Copy out every line of the data exactly.

Excerpt from a dataset:
————————
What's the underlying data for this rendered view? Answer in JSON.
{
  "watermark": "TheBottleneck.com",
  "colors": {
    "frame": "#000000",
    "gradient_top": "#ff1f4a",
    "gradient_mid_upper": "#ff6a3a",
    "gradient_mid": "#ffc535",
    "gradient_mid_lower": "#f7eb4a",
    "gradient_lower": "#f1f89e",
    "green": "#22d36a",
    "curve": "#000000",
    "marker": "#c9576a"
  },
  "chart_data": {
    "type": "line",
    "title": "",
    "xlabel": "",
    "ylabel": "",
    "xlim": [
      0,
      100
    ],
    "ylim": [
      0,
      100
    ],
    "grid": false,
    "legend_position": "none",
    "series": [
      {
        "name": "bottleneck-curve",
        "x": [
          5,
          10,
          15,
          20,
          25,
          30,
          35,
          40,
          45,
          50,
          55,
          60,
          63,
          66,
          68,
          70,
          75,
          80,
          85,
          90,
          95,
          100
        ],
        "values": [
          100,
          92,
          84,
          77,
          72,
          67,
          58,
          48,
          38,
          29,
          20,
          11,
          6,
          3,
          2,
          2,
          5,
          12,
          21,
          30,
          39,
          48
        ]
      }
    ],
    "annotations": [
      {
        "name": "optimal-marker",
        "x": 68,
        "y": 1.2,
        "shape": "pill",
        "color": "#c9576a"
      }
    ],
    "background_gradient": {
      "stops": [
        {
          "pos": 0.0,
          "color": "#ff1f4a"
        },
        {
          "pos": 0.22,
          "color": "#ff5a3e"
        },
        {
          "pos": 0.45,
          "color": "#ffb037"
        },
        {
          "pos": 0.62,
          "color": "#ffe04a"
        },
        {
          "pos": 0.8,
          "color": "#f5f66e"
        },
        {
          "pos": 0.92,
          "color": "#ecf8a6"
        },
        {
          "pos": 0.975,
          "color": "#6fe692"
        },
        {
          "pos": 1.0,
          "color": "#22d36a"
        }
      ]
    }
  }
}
————————
(Answer to this problem):
What's the underlying data for this rendered view? Answer in JSON.
{
  "watermark": "TheBottleneck.com",
  "colors": {
    "frame": "#000000",
    "gradient_top": "#ff1f4a",
    "gradient_mid_upper": "#ff6a3a",
    "gradient_mid": "#ffc535",
    "gradient_mid_lower": "#f7eb4a",
    "gradient_lower": "#f1f89e",
    "green": "#22d36a",
    "curve": "#000000",
    "marker": "#c9576a"
  },
  "chart_data": {
    "type": "line",
    "title": "",
    "xlabel": "",
    "ylabel": "",
    "xlim": [
      0,
      100
    ],
    "ylim": [
      0,
      100
    ],
    "grid": false,
    "legend_position": "none",
    "series": [
      {
        "name": "bottleneck-curve",
        "x": [
          5,
          10,
          15,
          20,
          25,
          30,
          35,
          40,
          45,
          50,
          55,
          60,
          63,
          66,
          68,
          70,
          75,
          80,
          85,
          90,
          95,
          100
        ],
        "values": [
          100,
          92,
          84,
          77,
          72,
          67,
          58,
          48,
          38,
          29,
          20,
          11,
          6,
          3,
          2,
          2,
          5,
          12,
          21,
          30,
          39,
          48
        ]
      }
    ],
    "annotations": [
      {
        "name": "optimal-marker",
        "x": 68,
        "y": 1.2,
        "shape": "pill",
        "color": "#c9576a"
      }
    ],
    "background_gradient": {
      "stops": [
        {
          "pos": 0.0,
          "color": "#ff1f4a"
        },
        {
          "pos": 0.22,
          "color": "#ff5a3e"
        },
        {
          "pos": 0.45,
          "color": "#ffb037"
        },
        {
          "pos": 0.62,
          "color": "#ffe04a"
        },
        {
          "pos": 0.8,
          "color": "#f5f66e"
        },
        {
          "pos": 0.92,
          "color": "#ecf8a6"
        },
        {
          "pos": 0.975,
          "color": "#6fe692"
        },
        {
          "pos": 1.0,
          "color": "#22d36a"
        }
      ]
    }
  }
}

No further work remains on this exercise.